- [To be done]:
Examine the entries and show every line in which the word "Lower" is found.

# # # # #

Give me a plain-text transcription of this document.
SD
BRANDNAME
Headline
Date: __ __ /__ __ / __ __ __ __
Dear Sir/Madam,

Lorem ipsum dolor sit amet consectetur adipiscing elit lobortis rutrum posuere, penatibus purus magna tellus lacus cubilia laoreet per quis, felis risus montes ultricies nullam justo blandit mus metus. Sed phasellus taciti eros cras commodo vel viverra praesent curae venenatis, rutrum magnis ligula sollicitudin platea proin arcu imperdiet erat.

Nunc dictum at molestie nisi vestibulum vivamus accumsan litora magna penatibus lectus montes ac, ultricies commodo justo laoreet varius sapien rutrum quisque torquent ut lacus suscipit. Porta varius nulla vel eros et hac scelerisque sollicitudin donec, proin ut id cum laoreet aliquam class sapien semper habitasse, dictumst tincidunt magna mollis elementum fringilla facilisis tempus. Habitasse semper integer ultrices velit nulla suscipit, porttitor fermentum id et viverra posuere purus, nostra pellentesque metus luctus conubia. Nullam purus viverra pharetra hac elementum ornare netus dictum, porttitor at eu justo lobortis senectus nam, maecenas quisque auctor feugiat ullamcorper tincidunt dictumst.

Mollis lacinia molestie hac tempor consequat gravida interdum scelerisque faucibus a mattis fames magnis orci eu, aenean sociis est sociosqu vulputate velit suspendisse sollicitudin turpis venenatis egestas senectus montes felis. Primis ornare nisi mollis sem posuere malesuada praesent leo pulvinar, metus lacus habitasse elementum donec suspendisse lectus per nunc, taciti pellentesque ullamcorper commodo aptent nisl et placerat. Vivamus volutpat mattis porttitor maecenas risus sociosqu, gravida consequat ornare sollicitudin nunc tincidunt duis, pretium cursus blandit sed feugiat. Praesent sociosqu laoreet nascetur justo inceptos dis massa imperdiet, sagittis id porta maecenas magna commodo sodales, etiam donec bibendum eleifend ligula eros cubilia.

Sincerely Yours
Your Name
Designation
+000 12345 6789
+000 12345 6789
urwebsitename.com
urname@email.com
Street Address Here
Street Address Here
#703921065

# # # # #

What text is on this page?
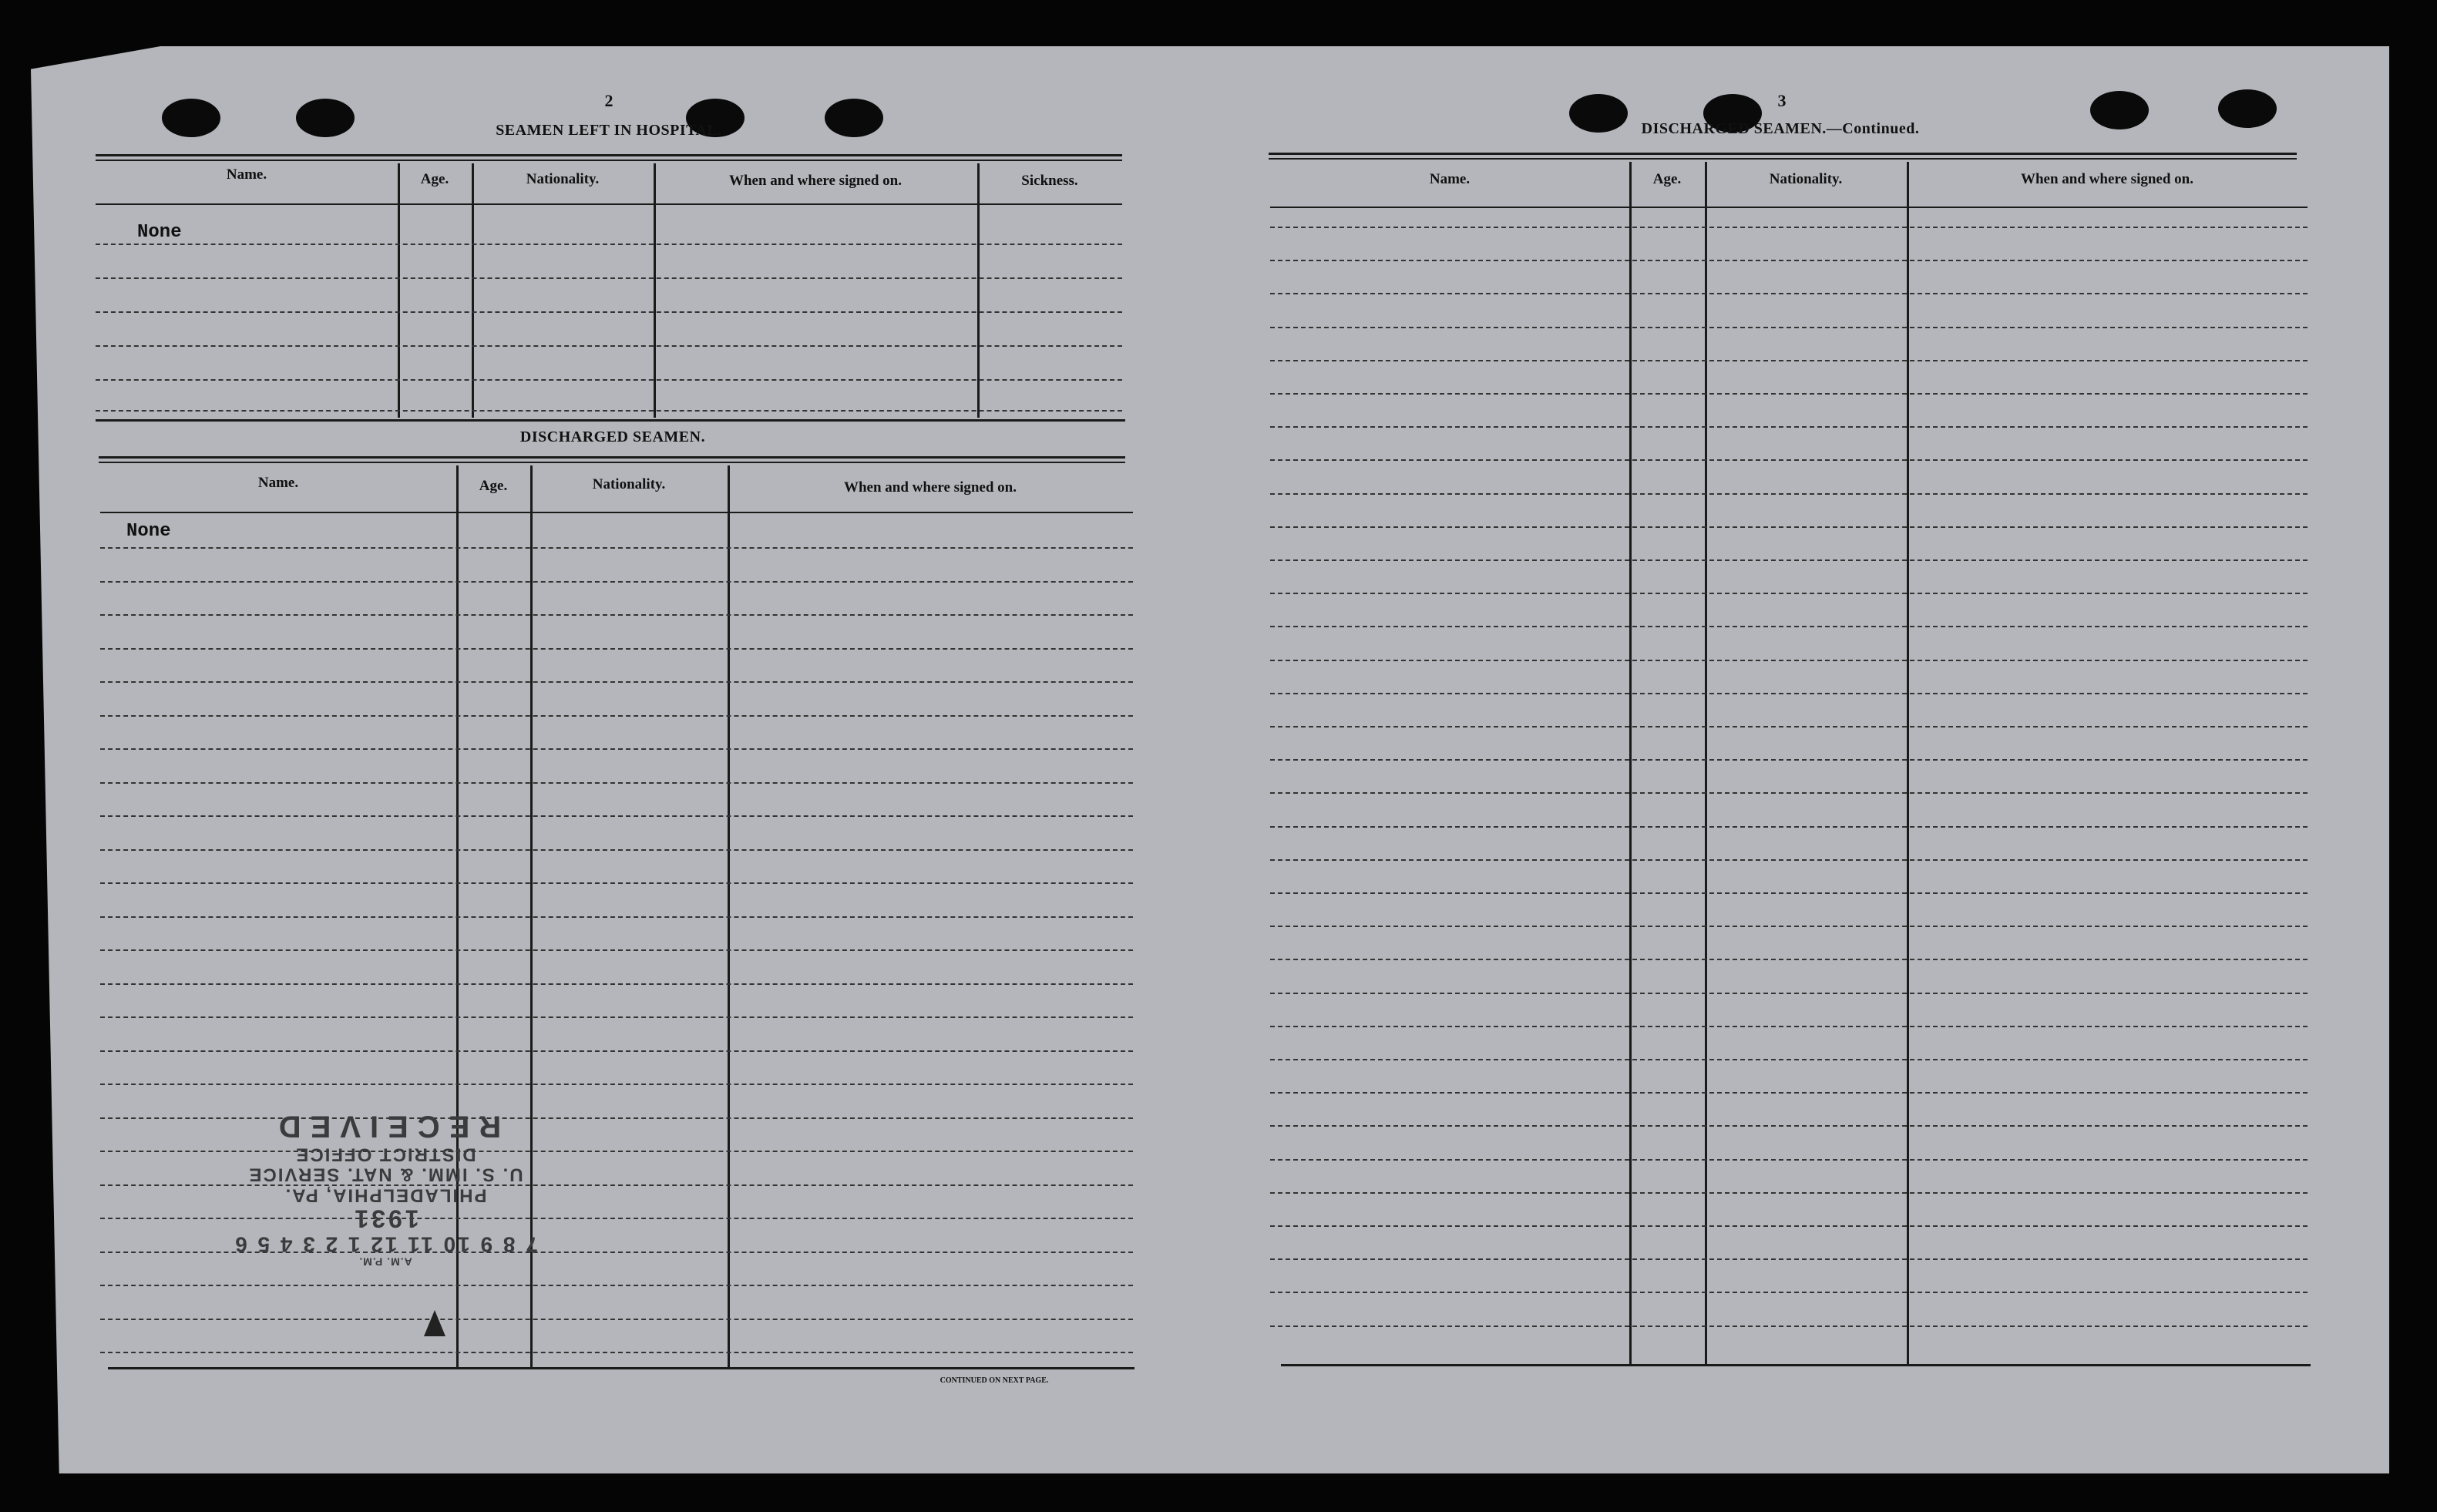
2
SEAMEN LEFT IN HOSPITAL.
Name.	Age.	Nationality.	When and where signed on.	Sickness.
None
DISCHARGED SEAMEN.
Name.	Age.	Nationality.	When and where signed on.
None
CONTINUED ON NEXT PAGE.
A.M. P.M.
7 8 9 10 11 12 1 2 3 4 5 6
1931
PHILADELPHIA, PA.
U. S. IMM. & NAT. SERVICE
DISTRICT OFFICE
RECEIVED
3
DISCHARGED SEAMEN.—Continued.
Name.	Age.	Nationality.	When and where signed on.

# # # # #

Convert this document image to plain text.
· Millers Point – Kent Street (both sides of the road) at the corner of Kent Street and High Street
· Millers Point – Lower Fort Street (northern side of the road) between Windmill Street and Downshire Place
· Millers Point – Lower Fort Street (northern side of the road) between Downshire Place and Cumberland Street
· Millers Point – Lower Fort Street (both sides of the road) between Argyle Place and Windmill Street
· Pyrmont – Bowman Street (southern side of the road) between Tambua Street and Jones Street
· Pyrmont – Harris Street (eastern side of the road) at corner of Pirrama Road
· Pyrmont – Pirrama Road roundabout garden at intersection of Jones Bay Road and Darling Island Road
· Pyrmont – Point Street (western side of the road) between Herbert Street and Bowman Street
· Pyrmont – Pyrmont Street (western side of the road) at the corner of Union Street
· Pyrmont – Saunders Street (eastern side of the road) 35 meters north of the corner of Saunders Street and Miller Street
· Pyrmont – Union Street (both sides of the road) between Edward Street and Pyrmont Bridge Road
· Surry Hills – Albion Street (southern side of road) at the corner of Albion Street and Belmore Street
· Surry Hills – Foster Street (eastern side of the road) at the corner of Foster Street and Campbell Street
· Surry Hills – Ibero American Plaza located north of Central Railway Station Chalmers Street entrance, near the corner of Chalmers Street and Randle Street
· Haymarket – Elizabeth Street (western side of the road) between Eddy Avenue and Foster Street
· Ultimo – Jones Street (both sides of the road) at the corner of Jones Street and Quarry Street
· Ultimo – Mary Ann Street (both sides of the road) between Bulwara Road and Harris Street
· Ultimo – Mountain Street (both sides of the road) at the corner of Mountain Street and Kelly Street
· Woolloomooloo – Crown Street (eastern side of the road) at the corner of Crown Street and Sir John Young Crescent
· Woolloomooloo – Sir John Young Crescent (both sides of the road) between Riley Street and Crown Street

# # # # #

- [Solution]:
· Millers Point – Lower Fort Street (northern side of the road) between Windmill Street and Downshire Place
· Millers Point – Lower Fort Street (northern side of the road) between Downshire Place and Cumberland Street
· Millers Point – Lower Fort Street (both sides of the road) between Argyle Place and Windmill Street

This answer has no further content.